## WHAT YOU WILL DO
Read the records and gather each line that includes "text".
[start]
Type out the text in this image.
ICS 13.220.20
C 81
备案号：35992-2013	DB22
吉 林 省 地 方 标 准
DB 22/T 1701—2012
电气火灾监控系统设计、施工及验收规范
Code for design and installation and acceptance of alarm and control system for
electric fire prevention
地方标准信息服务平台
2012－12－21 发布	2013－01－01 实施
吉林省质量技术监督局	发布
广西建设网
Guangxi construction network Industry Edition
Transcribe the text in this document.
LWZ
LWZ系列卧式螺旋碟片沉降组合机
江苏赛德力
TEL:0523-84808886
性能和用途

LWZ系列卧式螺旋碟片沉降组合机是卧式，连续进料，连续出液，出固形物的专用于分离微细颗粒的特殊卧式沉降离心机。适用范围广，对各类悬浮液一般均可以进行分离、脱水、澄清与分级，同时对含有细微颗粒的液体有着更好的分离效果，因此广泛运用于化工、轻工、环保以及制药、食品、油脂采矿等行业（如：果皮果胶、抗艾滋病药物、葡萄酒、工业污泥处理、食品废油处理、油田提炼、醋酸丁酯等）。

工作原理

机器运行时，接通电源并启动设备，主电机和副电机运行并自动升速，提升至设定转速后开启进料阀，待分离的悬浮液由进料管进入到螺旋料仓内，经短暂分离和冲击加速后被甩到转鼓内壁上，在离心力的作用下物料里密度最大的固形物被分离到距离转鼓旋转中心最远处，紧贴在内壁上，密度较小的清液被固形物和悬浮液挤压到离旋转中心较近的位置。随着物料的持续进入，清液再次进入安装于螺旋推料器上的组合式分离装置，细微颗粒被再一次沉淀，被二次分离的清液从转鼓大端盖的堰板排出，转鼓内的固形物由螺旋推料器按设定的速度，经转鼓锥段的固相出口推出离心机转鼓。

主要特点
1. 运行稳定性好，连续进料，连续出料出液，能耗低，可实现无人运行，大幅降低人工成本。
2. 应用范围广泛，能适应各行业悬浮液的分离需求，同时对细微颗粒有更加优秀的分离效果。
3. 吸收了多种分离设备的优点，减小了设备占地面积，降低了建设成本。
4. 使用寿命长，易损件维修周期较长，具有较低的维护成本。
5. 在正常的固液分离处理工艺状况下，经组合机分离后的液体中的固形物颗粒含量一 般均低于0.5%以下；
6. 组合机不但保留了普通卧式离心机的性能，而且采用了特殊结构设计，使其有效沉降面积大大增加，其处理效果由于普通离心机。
[end]
[start]
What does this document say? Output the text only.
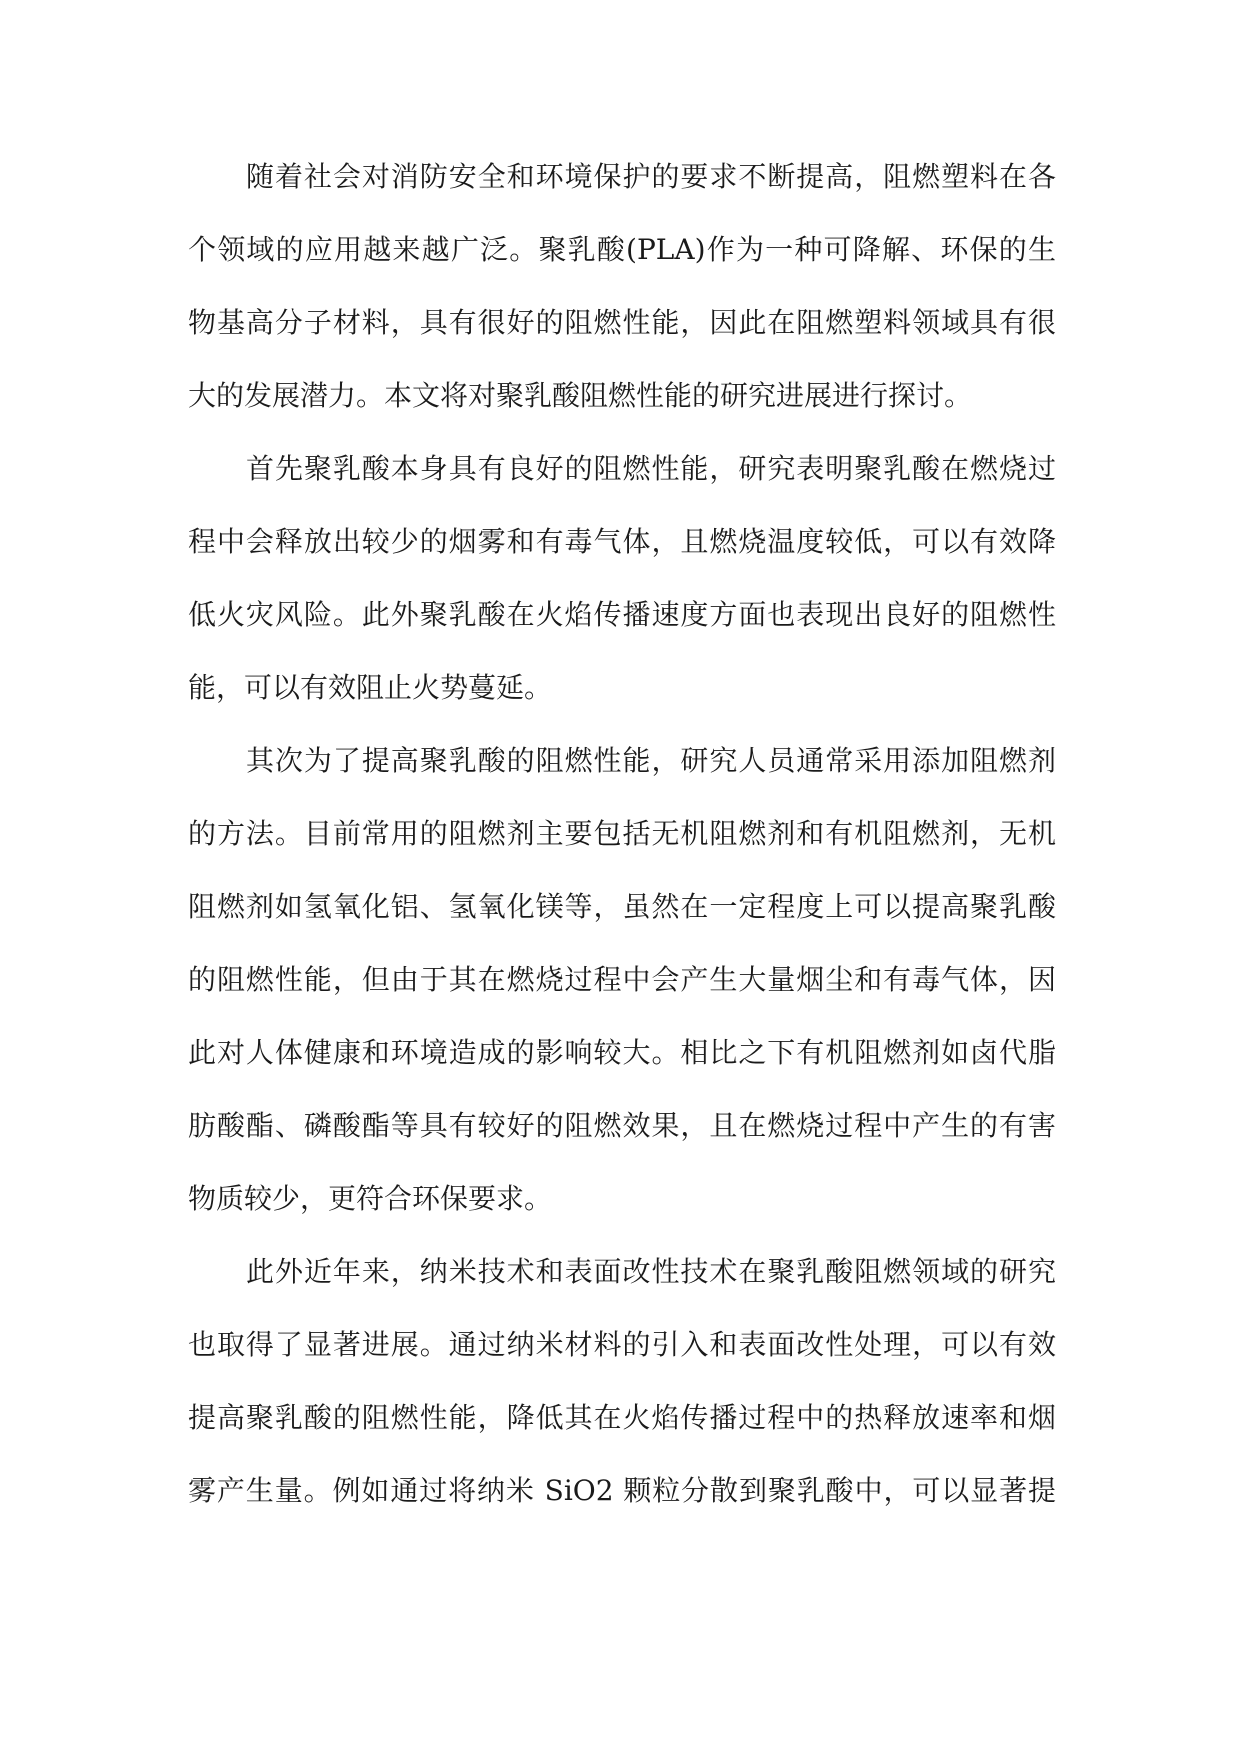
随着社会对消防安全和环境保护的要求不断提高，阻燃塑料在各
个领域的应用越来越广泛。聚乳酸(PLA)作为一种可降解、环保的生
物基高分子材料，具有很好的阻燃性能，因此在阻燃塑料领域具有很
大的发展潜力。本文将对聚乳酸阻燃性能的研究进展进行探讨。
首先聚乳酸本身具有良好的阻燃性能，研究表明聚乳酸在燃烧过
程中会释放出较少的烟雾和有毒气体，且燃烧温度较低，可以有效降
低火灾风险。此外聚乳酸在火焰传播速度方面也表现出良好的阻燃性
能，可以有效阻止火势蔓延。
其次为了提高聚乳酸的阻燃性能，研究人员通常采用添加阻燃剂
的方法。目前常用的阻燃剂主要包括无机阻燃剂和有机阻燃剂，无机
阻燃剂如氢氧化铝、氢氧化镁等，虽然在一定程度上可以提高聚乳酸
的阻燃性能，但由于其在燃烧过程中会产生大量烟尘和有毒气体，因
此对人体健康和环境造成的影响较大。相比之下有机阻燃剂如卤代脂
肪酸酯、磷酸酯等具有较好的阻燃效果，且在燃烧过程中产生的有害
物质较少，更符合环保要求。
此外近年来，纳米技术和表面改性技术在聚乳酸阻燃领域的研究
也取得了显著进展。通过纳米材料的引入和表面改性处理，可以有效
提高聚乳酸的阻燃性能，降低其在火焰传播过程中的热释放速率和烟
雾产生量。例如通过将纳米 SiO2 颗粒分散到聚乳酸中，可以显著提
[end]
## TASK RESULT
Type out the text in this image.
Transcribe the text in this document.
What does this document say? Output the text only.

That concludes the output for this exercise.